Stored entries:
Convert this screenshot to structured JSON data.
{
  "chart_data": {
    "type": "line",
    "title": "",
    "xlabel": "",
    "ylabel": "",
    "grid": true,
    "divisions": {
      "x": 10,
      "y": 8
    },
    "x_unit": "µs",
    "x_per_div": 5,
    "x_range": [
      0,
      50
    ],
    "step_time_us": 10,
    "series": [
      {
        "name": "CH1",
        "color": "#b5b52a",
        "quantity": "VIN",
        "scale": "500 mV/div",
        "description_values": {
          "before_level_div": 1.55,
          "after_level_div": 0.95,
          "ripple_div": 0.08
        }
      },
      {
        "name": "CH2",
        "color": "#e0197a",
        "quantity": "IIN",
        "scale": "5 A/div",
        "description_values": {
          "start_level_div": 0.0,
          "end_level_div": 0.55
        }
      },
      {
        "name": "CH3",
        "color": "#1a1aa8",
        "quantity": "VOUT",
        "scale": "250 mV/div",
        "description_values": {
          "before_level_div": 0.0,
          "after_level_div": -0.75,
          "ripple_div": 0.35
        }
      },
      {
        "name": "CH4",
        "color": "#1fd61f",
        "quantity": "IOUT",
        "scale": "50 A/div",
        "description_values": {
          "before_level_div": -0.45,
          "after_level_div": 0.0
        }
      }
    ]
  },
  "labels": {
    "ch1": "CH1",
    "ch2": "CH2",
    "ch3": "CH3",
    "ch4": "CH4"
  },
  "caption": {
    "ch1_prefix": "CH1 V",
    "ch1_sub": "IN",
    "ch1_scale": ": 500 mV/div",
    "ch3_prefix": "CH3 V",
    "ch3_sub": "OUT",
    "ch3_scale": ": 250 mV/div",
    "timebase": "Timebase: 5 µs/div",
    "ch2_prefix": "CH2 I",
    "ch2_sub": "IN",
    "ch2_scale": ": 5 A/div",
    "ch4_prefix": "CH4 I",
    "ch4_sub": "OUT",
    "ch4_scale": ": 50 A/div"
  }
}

» **Exercise aim**
Give the number of lines that carry the word "color", with nothing added.

» **Output for this task**
4